:: MATERIAL FOR THIS EXERCISE ::
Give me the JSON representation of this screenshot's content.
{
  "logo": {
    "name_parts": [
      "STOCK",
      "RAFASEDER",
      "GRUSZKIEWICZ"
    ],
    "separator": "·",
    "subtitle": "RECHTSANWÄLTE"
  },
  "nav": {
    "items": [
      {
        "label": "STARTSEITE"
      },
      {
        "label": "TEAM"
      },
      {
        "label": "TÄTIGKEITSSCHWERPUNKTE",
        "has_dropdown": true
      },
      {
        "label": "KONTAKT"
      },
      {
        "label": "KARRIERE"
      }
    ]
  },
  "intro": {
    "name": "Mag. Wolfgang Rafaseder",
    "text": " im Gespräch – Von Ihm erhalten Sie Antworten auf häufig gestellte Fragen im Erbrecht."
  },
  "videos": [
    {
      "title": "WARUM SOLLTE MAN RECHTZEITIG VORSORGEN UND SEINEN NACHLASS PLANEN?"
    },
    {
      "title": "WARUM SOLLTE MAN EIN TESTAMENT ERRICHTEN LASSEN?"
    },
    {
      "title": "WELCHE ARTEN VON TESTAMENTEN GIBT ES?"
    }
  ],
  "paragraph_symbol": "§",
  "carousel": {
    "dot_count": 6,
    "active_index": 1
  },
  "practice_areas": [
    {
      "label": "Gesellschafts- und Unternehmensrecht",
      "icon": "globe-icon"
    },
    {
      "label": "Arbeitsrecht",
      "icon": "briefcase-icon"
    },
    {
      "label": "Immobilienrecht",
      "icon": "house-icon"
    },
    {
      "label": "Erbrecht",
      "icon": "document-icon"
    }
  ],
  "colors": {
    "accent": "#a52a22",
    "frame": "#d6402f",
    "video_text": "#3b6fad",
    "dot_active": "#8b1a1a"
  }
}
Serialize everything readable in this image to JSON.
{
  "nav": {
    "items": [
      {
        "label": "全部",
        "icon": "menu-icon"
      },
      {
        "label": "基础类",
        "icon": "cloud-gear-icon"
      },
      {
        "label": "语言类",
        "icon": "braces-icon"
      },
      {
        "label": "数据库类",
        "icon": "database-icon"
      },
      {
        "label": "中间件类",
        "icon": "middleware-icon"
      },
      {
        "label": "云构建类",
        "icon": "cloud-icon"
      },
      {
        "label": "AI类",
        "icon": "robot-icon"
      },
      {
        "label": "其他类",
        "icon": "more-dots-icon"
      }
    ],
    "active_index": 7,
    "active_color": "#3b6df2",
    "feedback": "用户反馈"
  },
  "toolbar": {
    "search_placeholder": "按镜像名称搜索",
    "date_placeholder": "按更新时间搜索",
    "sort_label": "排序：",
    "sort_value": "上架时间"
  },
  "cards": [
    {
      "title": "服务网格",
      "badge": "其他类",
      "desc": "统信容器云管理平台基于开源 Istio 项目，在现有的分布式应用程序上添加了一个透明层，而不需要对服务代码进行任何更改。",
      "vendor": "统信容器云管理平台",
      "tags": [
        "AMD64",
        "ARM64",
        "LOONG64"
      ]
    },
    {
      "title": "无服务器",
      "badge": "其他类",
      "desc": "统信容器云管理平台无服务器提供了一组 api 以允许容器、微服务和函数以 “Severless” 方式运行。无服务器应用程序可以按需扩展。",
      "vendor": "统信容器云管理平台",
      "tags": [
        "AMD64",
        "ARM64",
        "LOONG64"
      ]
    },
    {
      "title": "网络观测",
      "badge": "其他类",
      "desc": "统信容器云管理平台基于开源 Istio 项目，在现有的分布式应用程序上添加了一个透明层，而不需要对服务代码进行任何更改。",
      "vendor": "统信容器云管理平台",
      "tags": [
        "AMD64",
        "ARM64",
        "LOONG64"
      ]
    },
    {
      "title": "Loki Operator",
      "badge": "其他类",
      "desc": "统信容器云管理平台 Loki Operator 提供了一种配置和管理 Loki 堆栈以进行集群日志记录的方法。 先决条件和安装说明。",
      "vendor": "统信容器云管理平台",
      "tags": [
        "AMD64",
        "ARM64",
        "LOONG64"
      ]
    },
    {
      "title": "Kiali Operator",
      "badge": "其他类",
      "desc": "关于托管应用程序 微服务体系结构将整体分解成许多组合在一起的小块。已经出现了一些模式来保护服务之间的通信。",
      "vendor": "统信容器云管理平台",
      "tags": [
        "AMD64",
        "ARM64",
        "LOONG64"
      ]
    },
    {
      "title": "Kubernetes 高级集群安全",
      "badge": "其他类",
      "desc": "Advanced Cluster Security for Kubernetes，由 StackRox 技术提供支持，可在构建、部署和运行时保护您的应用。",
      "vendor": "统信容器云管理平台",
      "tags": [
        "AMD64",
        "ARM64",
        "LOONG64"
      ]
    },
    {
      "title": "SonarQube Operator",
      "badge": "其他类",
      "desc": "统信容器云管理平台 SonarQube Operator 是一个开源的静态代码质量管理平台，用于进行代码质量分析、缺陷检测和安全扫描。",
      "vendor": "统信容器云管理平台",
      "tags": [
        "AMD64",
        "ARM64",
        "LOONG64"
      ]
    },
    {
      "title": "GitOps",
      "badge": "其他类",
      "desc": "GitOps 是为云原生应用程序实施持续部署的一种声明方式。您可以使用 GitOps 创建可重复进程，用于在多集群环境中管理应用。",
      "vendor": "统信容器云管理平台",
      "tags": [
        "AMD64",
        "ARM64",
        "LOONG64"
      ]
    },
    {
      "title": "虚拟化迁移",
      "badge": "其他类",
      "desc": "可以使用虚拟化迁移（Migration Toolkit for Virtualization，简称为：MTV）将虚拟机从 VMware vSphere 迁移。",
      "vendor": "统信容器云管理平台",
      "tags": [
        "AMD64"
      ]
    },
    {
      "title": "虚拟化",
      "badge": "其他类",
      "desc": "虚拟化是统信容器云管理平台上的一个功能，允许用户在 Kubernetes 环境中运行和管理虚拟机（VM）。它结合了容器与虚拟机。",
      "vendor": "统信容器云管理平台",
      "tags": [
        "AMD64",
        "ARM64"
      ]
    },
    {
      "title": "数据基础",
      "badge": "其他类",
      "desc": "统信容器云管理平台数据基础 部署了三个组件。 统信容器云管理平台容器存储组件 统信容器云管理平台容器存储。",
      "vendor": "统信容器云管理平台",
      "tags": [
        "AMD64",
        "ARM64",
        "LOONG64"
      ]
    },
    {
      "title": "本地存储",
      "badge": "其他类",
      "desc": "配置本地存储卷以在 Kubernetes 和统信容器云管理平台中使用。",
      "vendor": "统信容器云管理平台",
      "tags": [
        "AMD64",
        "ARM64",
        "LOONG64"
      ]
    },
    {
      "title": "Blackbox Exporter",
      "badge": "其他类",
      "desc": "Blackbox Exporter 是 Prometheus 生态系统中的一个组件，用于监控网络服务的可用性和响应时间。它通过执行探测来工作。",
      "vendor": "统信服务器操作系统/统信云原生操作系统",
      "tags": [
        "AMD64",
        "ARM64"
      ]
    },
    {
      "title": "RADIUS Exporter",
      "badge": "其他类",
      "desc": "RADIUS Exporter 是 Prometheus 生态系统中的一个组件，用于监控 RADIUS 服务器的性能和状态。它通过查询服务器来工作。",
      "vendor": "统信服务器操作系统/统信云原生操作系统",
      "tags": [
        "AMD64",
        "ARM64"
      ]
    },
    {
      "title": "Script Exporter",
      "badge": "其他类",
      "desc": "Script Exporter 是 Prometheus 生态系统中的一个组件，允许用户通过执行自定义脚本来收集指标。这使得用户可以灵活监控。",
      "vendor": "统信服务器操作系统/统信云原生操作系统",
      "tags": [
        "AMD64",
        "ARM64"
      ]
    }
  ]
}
:::
## THE PROBLEM
Repeat every line of the data, exactly and in full.

## FINISHED ANSWER
Give me the JSON representation of this screenshot's content.
{
  "logo": {
    "name_parts": [
      "STOCK",
      "RAFASEDER",
      "GRUSZKIEWICZ"
    ],
    "separator": "·",
    "subtitle": "RECHTSANWÄLTE"
  },
  "nav": {
    "items": [
      {
        "label": "STARTSEITE"
      },
      {
        "label": "TEAM"
      },
      {
        "label": "TÄTIGKEITSSCHWERPUNKTE",
        "has_dropdown": true
      },
      {
        "label": "KONTAKT"
      },
      {
        "label": "KARRIERE"
      }
    ]
  },
  "intro": {
    "name": "Mag. Wolfgang Rafaseder",
    "text": " im Gespräch – Von Ihm erhalten Sie Antworten auf häufig gestellte Fragen im Erbrecht."
  },
  "videos": [
    {
      "title": "WARUM SOLLTE MAN RECHTZEITIG VORSORGEN UND SEINEN NACHLASS PLANEN?"
    },
    {
      "title": "WARUM SOLLTE MAN EIN TESTAMENT ERRICHTEN LASSEN?"
    },
    {
      "title": "WELCHE ARTEN VON TESTAMENTEN GIBT ES?"
    }
  ],
  "paragraph_symbol": "§",
  "carousel": {
    "dot_count": 6,
    "active_index": 1
  },
  "practice_areas": [
    {
      "label": "Gesellschafts- und Unternehmensrecht",
      "icon": "globe-icon"
    },
    {
      "label": "Arbeitsrecht",
      "icon": "briefcase-icon"
    },
    {
      "label": "Immobilienrecht",
      "icon": "house-icon"
    },
    {
      "label": "Erbrecht",
      "icon": "document-icon"
    }
  ],
  "colors": {
    "accent": "#a52a22",
    "frame": "#d6402f",
    "video_text": "#3b6fad",
    "dot_active": "#8b1a1a"
  }
}
Serialize everything readable in this image to JSON.
{
  "nav": {
    "items": [
      {
        "label": "全部",
        "icon": "menu-icon"
      },
      {
        "label": "基础类",
        "icon": "cloud-gear-icon"
      },
      {
        "label": "语言类",
        "icon": "braces-icon"
      },
      {
        "label": "数据库类",
        "icon": "database-icon"
      },
      {
        "label": "中间件类",
        "icon": "middleware-icon"
      },
      {
        "label": "云构建类",
        "icon": "cloud-icon"
      },
      {
        "label": "AI类",
        "icon": "robot-icon"
      },
      {
        "label": "其他类",
        "icon": "more-dots-icon"
      }
    ],
    "active_index": 7,
    "active_color": "#3b6df2",
    "feedback": "用户反馈"
  },
  "toolbar": {
    "search_placeholder": "按镜像名称搜索",
    "date_placeholder": "按更新时间搜索",
    "sort_label": "排序：",
    "sort_value": "上架时间"
  },
  "cards": [
    {
      "title": "服务网格",
      "badge": "其他类",
      "desc": "统信容器云管理平台基于开源 Istio 项目，在现有的分布式应用程序上添加了一个透明层，而不需要对服务代码进行任何更改。",
      "vendor": "统信容器云管理平台",
      "tags": [
        "AMD64",
        "ARM64",
        "LOONG64"
      ]
    },
    {
      "title": "无服务器",
      "badge": "其他类",
      "desc": "统信容器云管理平台无服务器提供了一组 api 以允许容器、微服务和函数以 “Severless” 方式运行。无服务器应用程序可以按需扩展。",
      "vendor": "统信容器云管理平台",
      "tags": [
        "AMD64",
        "ARM64",
        "LOONG64"
      ]
    },
    {
      "title": "网络观测",
      "badge": "其他类",
      "desc": "统信容器云管理平台基于开源 Istio 项目，在现有的分布式应用程序上添加了一个透明层，而不需要对服务代码进行任何更改。",
      "vendor": "统信容器云管理平台",
      "tags": [
        "AMD64",
        "ARM64",
        "LOONG64"
      ]
    },
    {
      "title": "Loki Operator",
      "badge": "其他类",
      "desc": "统信容器云管理平台 Loki Operator 提供了一种配置和管理 Loki 堆栈以进行集群日志记录的方法。 先决条件和安装说明。",
      "vendor": "统信容器云管理平台",
      "tags": [
        "AMD64",
        "ARM64",
        "LOONG64"
      ]
    },
    {
      "title": "Kiali Operator",
      "badge": "其他类",
      "desc": "关于托管应用程序 微服务体系结构将整体分解成许多组合在一起的小块。已经出现了一些模式来保护服务之间的通信。",
      "vendor": "统信容器云管理平台",
      "tags": [
        "AMD64",
        "ARM64",
        "LOONG64"
      ]
    },
    {
      "title": "Kubernetes 高级集群安全",
      "badge": "其他类",
      "desc": "Advanced Cluster Security for Kubernetes，由 StackRox 技术提供支持，可在构建、部署和运行时保护您的应用。",
      "vendor": "统信容器云管理平台",
      "tags": [
        "AMD64",
        "ARM64",
        "LOONG64"
      ]
    },
    {
      "title": "SonarQube Operator",
      "badge": "其他类",
      "desc": "统信容器云管理平台 SonarQube Operator 是一个开源的静态代码质量管理平台，用于进行代码质量分析、缺陷检测和安全扫描。",
      "vendor": "统信容器云管理平台",
      "tags": [
        "AMD64",
        "ARM64",
        "LOONG64"
      ]
    },
    {
      "title": "GitOps",
      "badge": "其他类",
      "desc": "GitOps 是为云原生应用程序实施持续部署的一种声明方式。您可以使用 GitOps 创建可重复进程，用于在多集群环境中管理应用。",
      "vendor": "统信容器云管理平台",
      "tags": [
        "AMD64",
        "ARM64",
        "LOONG64"
      ]
    },
    {
      "title": "虚拟化迁移",
      "badge": "其他类",
      "desc": "可以使用虚拟化迁移（Migration Toolkit for Virtualization，简称为：MTV）将虚拟机从 VMware vSphere 迁移。",
      "vendor": "统信容器云管理平台",
      "tags": [
        "AMD64"
      ]
    },
    {
      "title": "虚拟化",
      "badge": "其他类",
      "desc": "虚拟化是统信容器云管理平台上的一个功能，允许用户在 Kubernetes 环境中运行和管理虚拟机（VM）。它结合了容器与虚拟机。",
      "vendor": "统信容器云管理平台",
      "tags": [
        "AMD64",
        "ARM64"
      ]
    },
    {
      "title": "数据基础",
      "badge": "其他类",
      "desc": "统信容器云管理平台数据基础 部署了三个组件。 统信容器云管理平台容器存储组件 统信容器云管理平台容器存储。",
      "vendor": "统信容器云管理平台",
      "tags": [
        "AMD64",
        "ARM64",
        "LOONG64"
      ]
    },
    {
      "title": "本地存储",
      "badge": "其他类",
      "desc": "配置本地存储卷以在 Kubernetes 和统信容器云管理平台中使用。",
      "vendor": "统信容器云管理平台",
      "tags": [
        "AMD64",
        "ARM64",
        "LOONG64"
      ]
    },
    {
      "title": "Blackbox Exporter",
      "badge": "其他类",
      "desc": "Blackbox Exporter 是 Prometheus 生态系统中的一个组件，用于监控网络服务的可用性和响应时间。它通过执行探测来工作。",
      "vendor": "统信服务器操作系统/统信云原生操作系统",
      "tags": [
        "AMD64",
        "ARM64"
      ]
    },
    {
      "title": "RADIUS Exporter",
      "badge": "其他类",
      "desc": "RADIUS Exporter 是 Prometheus 生态系统中的一个组件，用于监控 RADIUS 服务器的性能和状态。它通过查询服务器来工作。",
      "vendor": "统信服务器操作系统/统信云原生操作系统",
      "tags": [
        "AMD64",
        "ARM64"
      ]
    },
    {
      "title": "Script Exporter",
      "badge": "其他类",
      "desc": "Script Exporter 是 Prometheus 生态系统中的一个组件，允许用户通过执行自定义脚本来收集指标。这使得用户可以灵活监控。",
      "vendor": "统信服务器操作系统/统信云原生操作系统",
      "tags": [
        "AMD64",
        "ARM64"
      ]
    }
  ]
}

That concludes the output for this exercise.